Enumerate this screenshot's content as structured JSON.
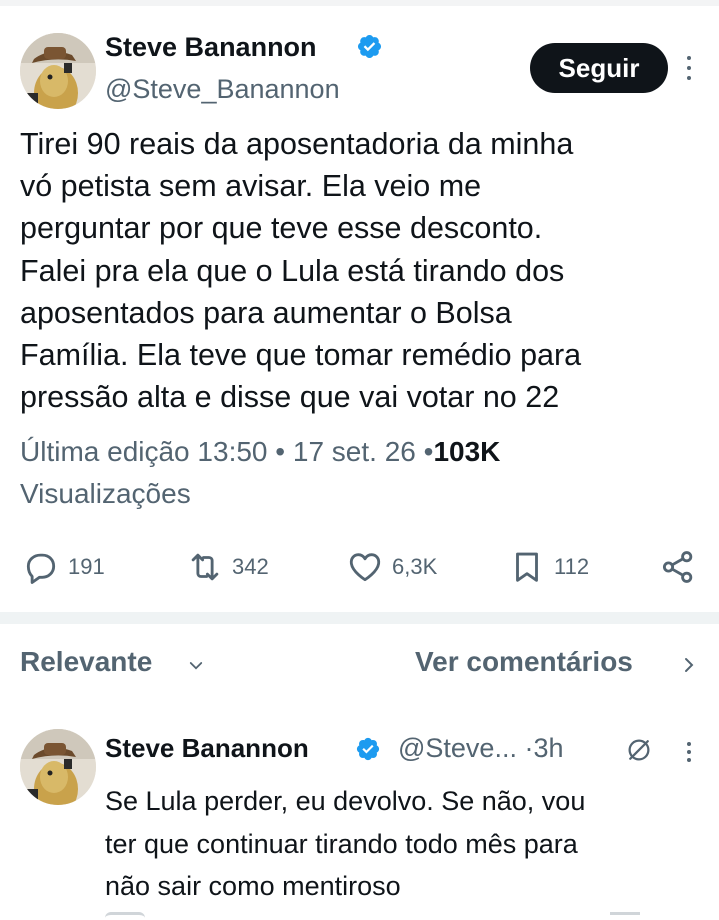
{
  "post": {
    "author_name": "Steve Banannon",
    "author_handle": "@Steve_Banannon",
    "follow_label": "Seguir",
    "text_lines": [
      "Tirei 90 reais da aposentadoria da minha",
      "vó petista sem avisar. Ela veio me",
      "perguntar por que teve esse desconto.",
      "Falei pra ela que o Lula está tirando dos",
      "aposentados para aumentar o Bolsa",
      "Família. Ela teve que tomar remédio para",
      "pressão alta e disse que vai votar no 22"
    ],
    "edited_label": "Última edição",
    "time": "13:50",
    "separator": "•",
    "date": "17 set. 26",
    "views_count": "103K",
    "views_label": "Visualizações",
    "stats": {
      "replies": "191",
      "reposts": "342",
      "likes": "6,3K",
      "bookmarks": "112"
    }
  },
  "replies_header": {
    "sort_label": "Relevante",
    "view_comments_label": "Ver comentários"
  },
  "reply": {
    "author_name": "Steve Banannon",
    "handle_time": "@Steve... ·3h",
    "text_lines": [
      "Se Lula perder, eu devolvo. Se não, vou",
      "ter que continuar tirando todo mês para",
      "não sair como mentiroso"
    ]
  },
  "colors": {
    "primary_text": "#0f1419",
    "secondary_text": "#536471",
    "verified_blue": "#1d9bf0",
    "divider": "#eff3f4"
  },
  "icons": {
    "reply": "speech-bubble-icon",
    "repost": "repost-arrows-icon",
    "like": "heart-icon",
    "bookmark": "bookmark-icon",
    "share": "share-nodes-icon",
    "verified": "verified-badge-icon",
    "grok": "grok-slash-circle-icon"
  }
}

==

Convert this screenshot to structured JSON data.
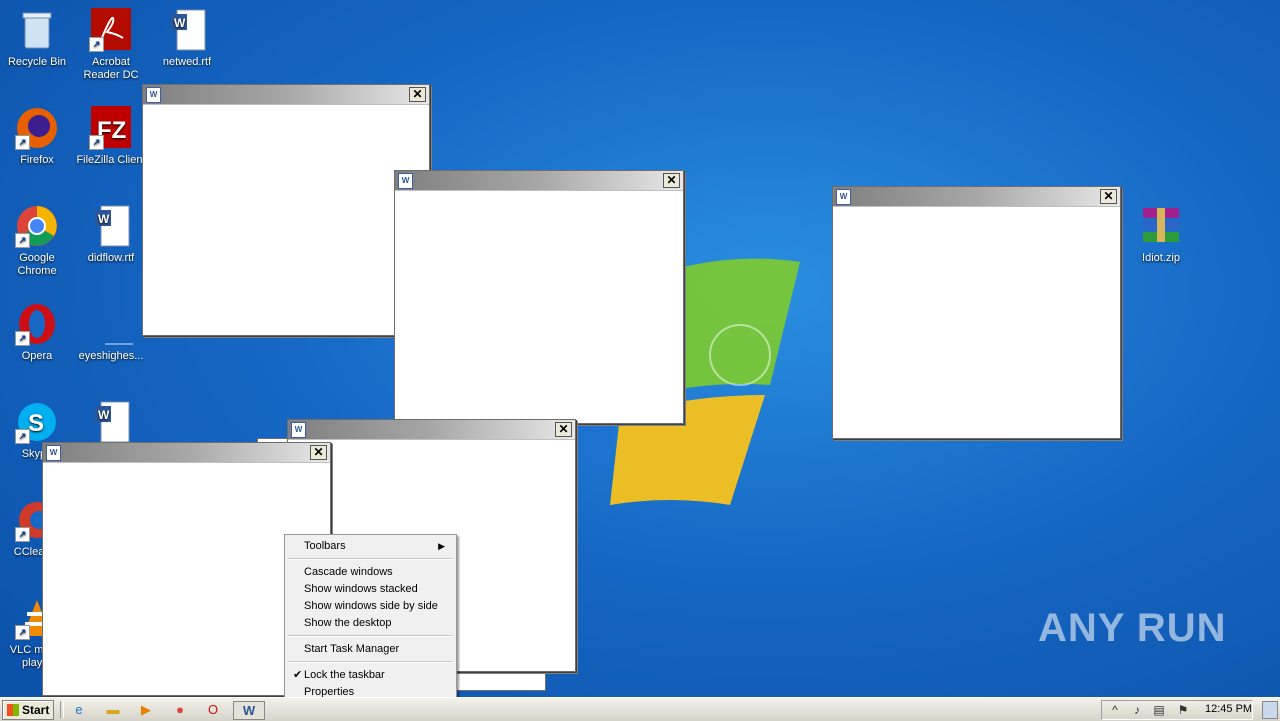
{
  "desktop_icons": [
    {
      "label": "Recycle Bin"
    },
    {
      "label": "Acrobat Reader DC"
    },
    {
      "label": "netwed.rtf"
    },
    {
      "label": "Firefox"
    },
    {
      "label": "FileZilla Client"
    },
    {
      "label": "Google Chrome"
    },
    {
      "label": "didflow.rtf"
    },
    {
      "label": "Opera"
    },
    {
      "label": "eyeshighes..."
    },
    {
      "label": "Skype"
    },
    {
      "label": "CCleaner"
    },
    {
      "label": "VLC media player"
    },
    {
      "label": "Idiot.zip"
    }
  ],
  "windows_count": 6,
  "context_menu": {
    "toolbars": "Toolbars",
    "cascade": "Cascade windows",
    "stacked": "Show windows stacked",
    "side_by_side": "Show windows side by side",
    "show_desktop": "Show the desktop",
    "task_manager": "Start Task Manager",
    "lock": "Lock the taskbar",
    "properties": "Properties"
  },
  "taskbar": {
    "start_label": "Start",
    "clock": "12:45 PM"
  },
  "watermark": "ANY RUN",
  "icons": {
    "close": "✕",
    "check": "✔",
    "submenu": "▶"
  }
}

[Written task]
Determine the count of lines in the data above with the string "Lula" in them, and give that count alone.

[Task result]
2